[START Passage]

= Southern Athabaskan grammar =

Grammar of South Athabaskan languages

Southern Athabaskan (also Apachean, Southern Athabascan) is a branch of the Athabaskan language family spoken in the North American Southwest.

==Typological overview==
Typologically, Southern Athabaskan languages are mostly fusional, polysynthetic, nominative–accusative head-marking languages. These languages are argued to be non-configurational languages. The canonical word order is SOV, as can be seen in Lipan example below:

  Kónitsąąhį́į́ dziłádałts’aa’híí áí daajiłdiił "The Lipan ate those wild grapes."

 Subject = Kónitsąąhį́į́ "the Lipan"
 Object = dziłádałts’aa’híí áí "those wild grapes" (dziłádałts’aa’híí "wild grapes", áí "those")
 Verb = daajiłdiił "they ate them"

Southern Athabaskan words are modified primarily by prefixes, which is uncommon for SOV languages (suffixes are expected).

The Southern Athabaskan languages are "verb-heavy"—they have a great ponderance of verbs but relatively few nouns. In addition to verbs and nouns, these languages have other elements such as pronouns, clitics of various functions, demonstratives, numerals, adverbs, and conjunctions, among others. Harry Hoijer grouped most of the above into a word class which he called particle based on the type of inflection that occurs on the word class. This categorization provides three main lexical categories (i.e. parts of speech):

1. verbs
2. nouns/postpositions
3. particles

There is nothing that corresponds to what are called adjectives in English. Adjectival notions are provided by verbs; however, these adjectival verb stems do form a distinct sub-class of verb stems which co-occur with adjectival prefixes.

==Nouns==

SA nouns are essentially of the following types (with various subtypes):

1. simple nouns
2. compound nouns
3. nouns derived from verbs/verb phrases (deverbal noun)

The simple nouns can consist of only a noun stem (which are usually only a single syllable long), such as

- Chiricahua: ku̧u̧ "fire", and
- Navajo: sǫ’ "star".

Other nouns may consist of a noun plus one or more prefixes, such as

- Navajo: dibé "sheep" (< di- + -bé; stem: -bé)

or of a noun plus an enclitic or suffix, such as

- Chiricahua: dlú̧í "prairie dog" (< dlú̧- + -í; stem: dlú̧-).

The added prefixes may be lexical or they may be inflectional prefixes (e.g. personal prefixes indicating possession). SA languages do not have many simple nouns, but these nouns are the most ancient part of the lexicon and thus are essential in making comparisons between Athabaskan languages.

Another noun type is a noun compound consisting of more than one noun stem, such as

- Chiricahua: ku̧u̧ba̧a̧ "fireside" (< ku̧u̧ "fire" + ba̧a̧ "edge"), and
- Navajo: tsésǫ’ "glass" (< tsé "rock" + sǫ" star").

Other kinds of noun compounds are the following:

- noun stem + postposition
- noun stem + verb stem
- noun stem + postposition + noun stem

Many other various combinations of elements are possible.

[END Passage]

# [Objectives]
• 1. From the Southern Athabaskan grammar text, print the part from "- Chiricahua: dlú̧í" up to and including "between Athabaskan languages.".
• 2. According to the Southern Athabaskan grammar text, why are simple nouns essential in making comparisons between Athabaskan languages?
• 3. List the other kinds of noun compounds that the Southern Athabaskan grammar text gives after the compounds made of more than one noun stem.

[START Data lines]

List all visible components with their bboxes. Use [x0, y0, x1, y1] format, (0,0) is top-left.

[END Data lines]

# [Results in order]
• 1.
- Chiricahua: dlú̧í "prairie dog" (< dlú̧- + -í; stem: dlú̧-).

The added prefixes may be lexical or they may be inflectional prefixes (e.g. personal prefixes indicating possession). SA languages do not have many simple nouns, but these nouns are the most ancient part of the lexicon and thus are essential in making comparisons between Athabaskan languages.

• 2. Simple nouns are the most ancient part of the lexicon. That is why they are essential for comparing Athabaskan languages, even though these languages have few of them.

• 3.
- noun stem + postposition
- noun stem + verb stem
- noun stem + postposition + noun stem